### EXCERPTED DATA
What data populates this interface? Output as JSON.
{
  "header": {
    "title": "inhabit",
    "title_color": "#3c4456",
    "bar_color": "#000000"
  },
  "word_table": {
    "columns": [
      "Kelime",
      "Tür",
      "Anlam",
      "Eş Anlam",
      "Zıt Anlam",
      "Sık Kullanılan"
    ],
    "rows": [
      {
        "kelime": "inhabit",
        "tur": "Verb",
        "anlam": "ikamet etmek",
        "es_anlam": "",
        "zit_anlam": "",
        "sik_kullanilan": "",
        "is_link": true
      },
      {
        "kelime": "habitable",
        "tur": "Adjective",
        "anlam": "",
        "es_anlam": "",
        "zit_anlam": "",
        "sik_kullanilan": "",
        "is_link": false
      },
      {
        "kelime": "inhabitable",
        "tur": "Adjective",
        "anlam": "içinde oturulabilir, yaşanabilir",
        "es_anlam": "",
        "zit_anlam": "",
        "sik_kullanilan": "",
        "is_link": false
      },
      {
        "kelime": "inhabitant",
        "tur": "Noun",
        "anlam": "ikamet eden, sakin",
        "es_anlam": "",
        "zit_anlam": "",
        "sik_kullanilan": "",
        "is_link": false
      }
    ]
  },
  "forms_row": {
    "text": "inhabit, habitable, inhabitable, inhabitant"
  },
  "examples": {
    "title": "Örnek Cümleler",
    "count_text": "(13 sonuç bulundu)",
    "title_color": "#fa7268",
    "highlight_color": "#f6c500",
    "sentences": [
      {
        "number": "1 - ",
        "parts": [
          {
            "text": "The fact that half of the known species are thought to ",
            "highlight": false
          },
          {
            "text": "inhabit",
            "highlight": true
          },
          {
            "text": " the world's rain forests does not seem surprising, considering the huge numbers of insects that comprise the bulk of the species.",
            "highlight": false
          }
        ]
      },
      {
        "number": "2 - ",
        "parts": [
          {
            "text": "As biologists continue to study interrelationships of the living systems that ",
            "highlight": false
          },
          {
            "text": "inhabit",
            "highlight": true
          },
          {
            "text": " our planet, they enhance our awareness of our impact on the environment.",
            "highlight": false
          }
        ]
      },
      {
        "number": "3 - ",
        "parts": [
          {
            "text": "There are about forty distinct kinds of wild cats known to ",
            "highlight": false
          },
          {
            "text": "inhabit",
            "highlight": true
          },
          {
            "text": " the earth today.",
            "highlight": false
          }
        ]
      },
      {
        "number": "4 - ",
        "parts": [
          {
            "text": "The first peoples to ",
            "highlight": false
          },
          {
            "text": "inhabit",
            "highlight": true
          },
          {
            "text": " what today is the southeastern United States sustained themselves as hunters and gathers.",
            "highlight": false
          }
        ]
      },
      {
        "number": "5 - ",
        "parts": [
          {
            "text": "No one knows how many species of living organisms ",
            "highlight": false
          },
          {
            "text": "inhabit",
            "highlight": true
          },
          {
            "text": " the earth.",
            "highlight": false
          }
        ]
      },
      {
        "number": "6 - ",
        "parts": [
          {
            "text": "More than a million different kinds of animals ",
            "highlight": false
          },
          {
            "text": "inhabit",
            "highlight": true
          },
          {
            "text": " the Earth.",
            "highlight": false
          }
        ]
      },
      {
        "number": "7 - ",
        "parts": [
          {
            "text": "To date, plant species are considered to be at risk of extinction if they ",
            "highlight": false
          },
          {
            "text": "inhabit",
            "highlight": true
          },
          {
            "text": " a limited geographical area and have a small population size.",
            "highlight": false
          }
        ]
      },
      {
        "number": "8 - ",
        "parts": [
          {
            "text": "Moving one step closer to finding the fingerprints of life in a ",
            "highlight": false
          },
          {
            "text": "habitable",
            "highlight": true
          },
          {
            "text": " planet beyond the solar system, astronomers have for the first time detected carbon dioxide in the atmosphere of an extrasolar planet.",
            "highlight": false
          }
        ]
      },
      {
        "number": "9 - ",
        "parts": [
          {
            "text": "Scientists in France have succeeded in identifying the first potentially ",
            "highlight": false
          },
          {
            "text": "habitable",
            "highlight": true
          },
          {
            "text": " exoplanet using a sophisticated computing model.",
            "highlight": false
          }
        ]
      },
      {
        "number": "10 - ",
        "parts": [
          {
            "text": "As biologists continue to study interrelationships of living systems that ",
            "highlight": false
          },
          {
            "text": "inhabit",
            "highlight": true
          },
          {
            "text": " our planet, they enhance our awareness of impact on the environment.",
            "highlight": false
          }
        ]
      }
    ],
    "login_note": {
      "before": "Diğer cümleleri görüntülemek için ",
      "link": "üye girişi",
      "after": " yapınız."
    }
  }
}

### WRITTEN REQUEST
Set down all of the records shown above once more, exactly.

### ANSWER FOR THE TASK
What data populates this interface? Output as JSON.
{
  "header": {
    "title": "inhabit",
    "title_color": "#3c4456",
    "bar_color": "#000000"
  },
  "word_table": {
    "columns": [
      "Kelime",
      "Tür",
      "Anlam",
      "Eş Anlam",
      "Zıt Anlam",
      "Sık Kullanılan"
    ],
    "rows": [
      {
        "kelime": "inhabit",
        "tur": "Verb",
        "anlam": "ikamet etmek",
        "es_anlam": "",
        "zit_anlam": "",
        "sik_kullanilan": "",
        "is_link": true
      },
      {
        "kelime": "habitable",
        "tur": "Adjective",
        "anlam": "",
        "es_anlam": "",
        "zit_anlam": "",
        "sik_kullanilan": "",
        "is_link": false
      },
      {
        "kelime": "inhabitable",
        "tur": "Adjective",
        "anlam": "içinde oturulabilir, yaşanabilir",
        "es_anlam": "",
        "zit_anlam": "",
        "sik_kullanilan": "",
        "is_link": false
      },
      {
        "kelime": "inhabitant",
        "tur": "Noun",
        "anlam": "ikamet eden, sakin",
        "es_anlam": "",
        "zit_anlam": "",
        "sik_kullanilan": "",
        "is_link": false
      }
    ]
  },
  "forms_row": {
    "text": "inhabit, habitable, inhabitable, inhabitant"
  },
  "examples": {
    "title": "Örnek Cümleler",
    "count_text": "(13 sonuç bulundu)",
    "title_color": "#fa7268",
    "highlight_color": "#f6c500",
    "sentences": [
      {
        "number": "1 - ",
        "parts": [
          {
            "text": "The fact that half of the known species are thought to ",
            "highlight": false
          },
          {
            "text": "inhabit",
            "highlight": true
          },
          {
            "text": " the world's rain forests does not seem surprising, considering the huge numbers of insects that comprise the bulk of the species.",
            "highlight": false
          }
        ]
      },
      {
        "number": "2 - ",
        "parts": [
          {
            "text": "As biologists continue to study interrelationships of the living systems that ",
            "highlight": false
          },
          {
            "text": "inhabit",
            "highlight": true
          },
          {
            "text": " our planet, they enhance our awareness of our impact on the environment.",
            "highlight": false
          }
        ]
      },
      {
        "number": "3 - ",
        "parts": [
          {
            "text": "There are about forty distinct kinds of wild cats known to ",
            "highlight": false
          },
          {
            "text": "inhabit",
            "highlight": true
          },
          {
            "text": " the earth today.",
            "highlight": false
          }
        ]
      },
      {
        "number": "4 - ",
        "parts": [
          {
            "text": "The first peoples to ",
            "highlight": false
          },
          {
            "text": "inhabit",
            "highlight": true
          },
          {
            "text": " what today is the southeastern United States sustained themselves as hunters and gathers.",
            "highlight": false
          }
        ]
      },
      {
        "number": "5 - ",
        "parts": [
          {
            "text": "No one knows how many species of living organisms ",
            "highlight": false
          },
          {
            "text": "inhabit",
            "highlight": true
          },
          {
            "text": " the earth.",
            "highlight": false
          }
        ]
      },
      {
        "number": "6 - ",
        "parts": [
          {
            "text": "More than a million different kinds of animals ",
            "highlight": false
          },
          {
            "text": "inhabit",
            "highlight": true
          },
          {
            "text": " the Earth.",
            "highlight": false
          }
        ]
      },
      {
        "number": "7 - ",
        "parts": [
          {
            "text": "To date, plant species are considered to be at risk of extinction if they ",
            "highlight": false
          },
          {
            "text": "inhabit",
            "highlight": true
          },
          {
            "text": " a limited geographical area and have a small population size.",
            "highlight": false
          }
        ]
      },
      {
        "number": "8 - ",
        "parts": [
          {
            "text": "Moving one step closer to finding the fingerprints of life in a ",
            "highlight": false
          },
          {
            "text": "habitable",
            "highlight": true
          },
          {
            "text": " planet beyond the solar system, astronomers have for the first time detected carbon dioxide in the atmosphere of an extrasolar planet.",
            "highlight": false
          }
        ]
      },
      {
        "number": "9 - ",
        "parts": [
          {
            "text": "Scientists in France have succeeded in identifying the first potentially ",
            "highlight": false
          },
          {
            "text": "habitable",
            "highlight": true
          },
          {
            "text": " exoplanet using a sophisticated computing model.",
            "highlight": false
          }
        ]
      },
      {
        "number": "10 - ",
        "parts": [
          {
            "text": "As biologists continue to study interrelationships of living systems that ",
            "highlight": false
          },
          {
            "text": "inhabit",
            "highlight": true
          },
          {
            "text": " our planet, they enhance our awareness of impact on the environment.",
            "highlight": false
          }
        ]
      }
    ],
    "login_note": {
      "before": "Diğer cümleleri görüntülemek için ",
      "link": "üye girişi",
      "after": " yapınız."
    }
  }
}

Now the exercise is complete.